What is needed: Without including the pictures, copy out every line below.

>> START

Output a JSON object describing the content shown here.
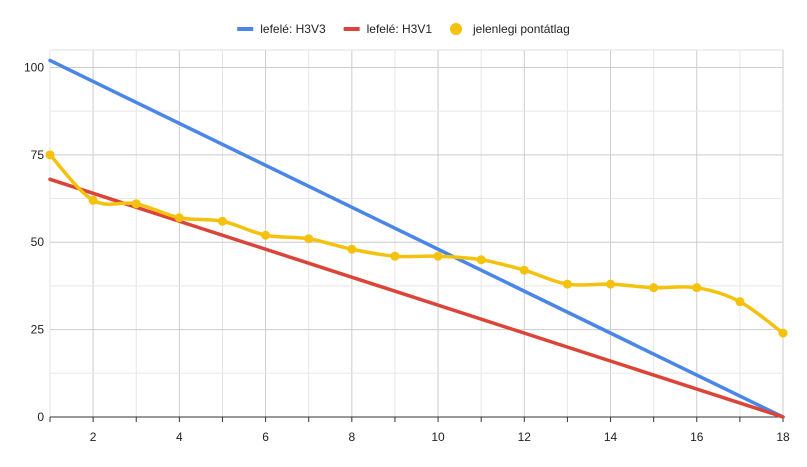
{
  "chart_data": {
    "type": "line",
    "title": "",
    "xlabel": "",
    "ylabel": "",
    "xlim": [
      1,
      18
    ],
    "ylim": [
      0,
      105
    ],
    "grid": true,
    "legend_position": "top",
    "x_ticks": [
      2,
      4,
      6,
      8,
      10,
      12,
      14,
      16,
      18
    ],
    "y_ticks": [
      0,
      25,
      50,
      75,
      100
    ],
    "series": [
      {
        "name": "lefelé: H3V3",
        "color": "#4a86e8",
        "style": "line",
        "x": [
          1,
          18
        ],
        "y": [
          102,
          0
        ]
      },
      {
        "name": "lefelé: H3V1",
        "color": "#db4437",
        "style": "line",
        "x": [
          1,
          18
        ],
        "y": [
          68,
          0
        ]
      },
      {
        "name": "jelenlegi pontátlag",
        "color": "#f4c20d",
        "style": "smooth-line-markers",
        "x": [
          1,
          2,
          3,
          4,
          5,
          6,
          7,
          8,
          9,
          10,
          11,
          12,
          13,
          14,
          15,
          16,
          17,
          18
        ],
        "y": [
          75,
          62,
          61,
          57,
          56,
          52,
          51,
          48,
          46,
          46,
          45,
          42,
          38,
          38,
          37,
          37,
          33,
          24
        ]
      }
    ]
  }
}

>> END

Task answer:
Output a JSON object describing the content shown here.
{
  "chart_data": {
    "type": "line",
    "title": "",
    "xlabel": "",
    "ylabel": "",
    "xlim": [
      1,
      18
    ],
    "ylim": [
      0,
      105
    ],
    "grid": true,
    "legend_position": "top",
    "x_ticks": [
      2,
      4,
      6,
      8,
      10,
      12,
      14,
      16,
      18
    ],
    "y_ticks": [
      0,
      25,
      50,
      75,
      100
    ],
    "series": [
      {
        "name": "lefelé: H3V3",
        "color": "#4a86e8",
        "style": "line",
        "x": [
          1,
          18
        ],
        "y": [
          102,
          0
        ]
      },
      {
        "name": "lefelé: H3V1",
        "color": "#db4437",
        "style": "line",
        "x": [
          1,
          18
        ],
        "y": [
          68,
          0
        ]
      },
      {
        "name": "jelenlegi pontátlag",
        "color": "#f4c20d",
        "style": "smooth-line-markers",
        "x": [
          1,
          2,
          3,
          4,
          5,
          6,
          7,
          8,
          9,
          10,
          11,
          12,
          13,
          14,
          15,
          16,
          17,
          18
        ],
        "y": [
          75,
          62,
          61,
          57,
          56,
          52,
          51,
          48,
          46,
          46,
          45,
          42,
          38,
          38,
          37,
          37,
          33,
          24
        ]
      }
    ]
  }
}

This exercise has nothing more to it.